▶ **PROBLEM DETAILS**
Transcribe the records below exactly, leaving out any pictures.

▶ **DATA LINES**
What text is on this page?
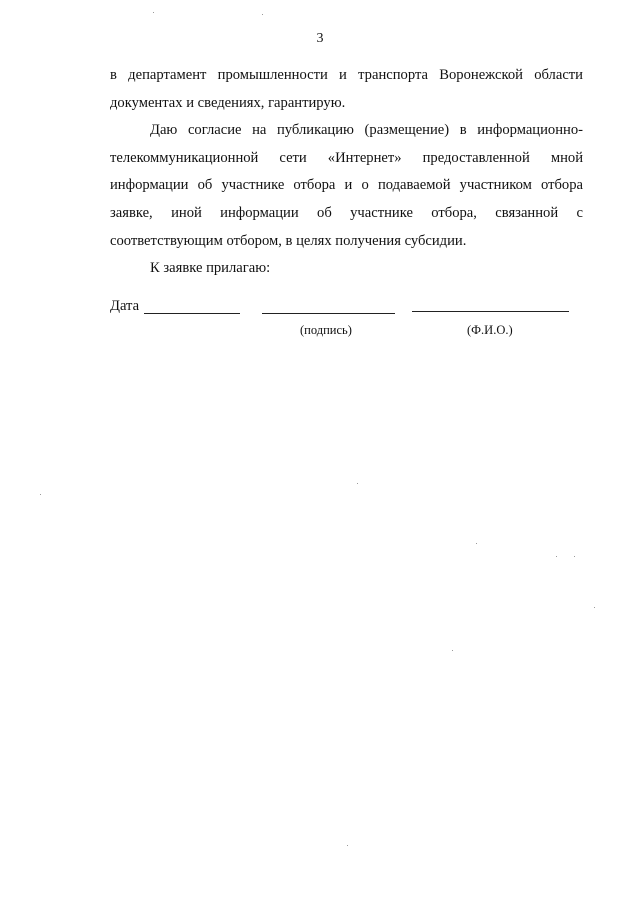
3

в департамент промышленности и транспорта Воронежской области документах и сведениях, гарантирую.

Даю согласие на публикацию (размещение) в информационно-телекоммуникационной сети «Интернет» предоставленной мной информации об участнике отбора и о подаваемой участником отбора заявке, иной информации об участнике отбора, связанной с соответствующим отбором, в целях получения субсидии.

К заявке прилагаю:

Дата
(подпись)	(Ф.И.О.)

▶ **ANSWER BELOW**
What text is on this page?
3

в департамент промышленности и транспорта Воронежской области документах и сведениях, гарантирую.

Даю согласие на публикацию (размещение) в информационно-телекоммуникационной сети «Интернет» предоставленной мной информации об участнике отбора и о подаваемой участником отбора заявке, иной информации об участнике отбора, связанной с соответствующим отбором, в целях получения субсидии.

К заявке прилагаю:

Дата
(подпись)	(Ф.И.О.)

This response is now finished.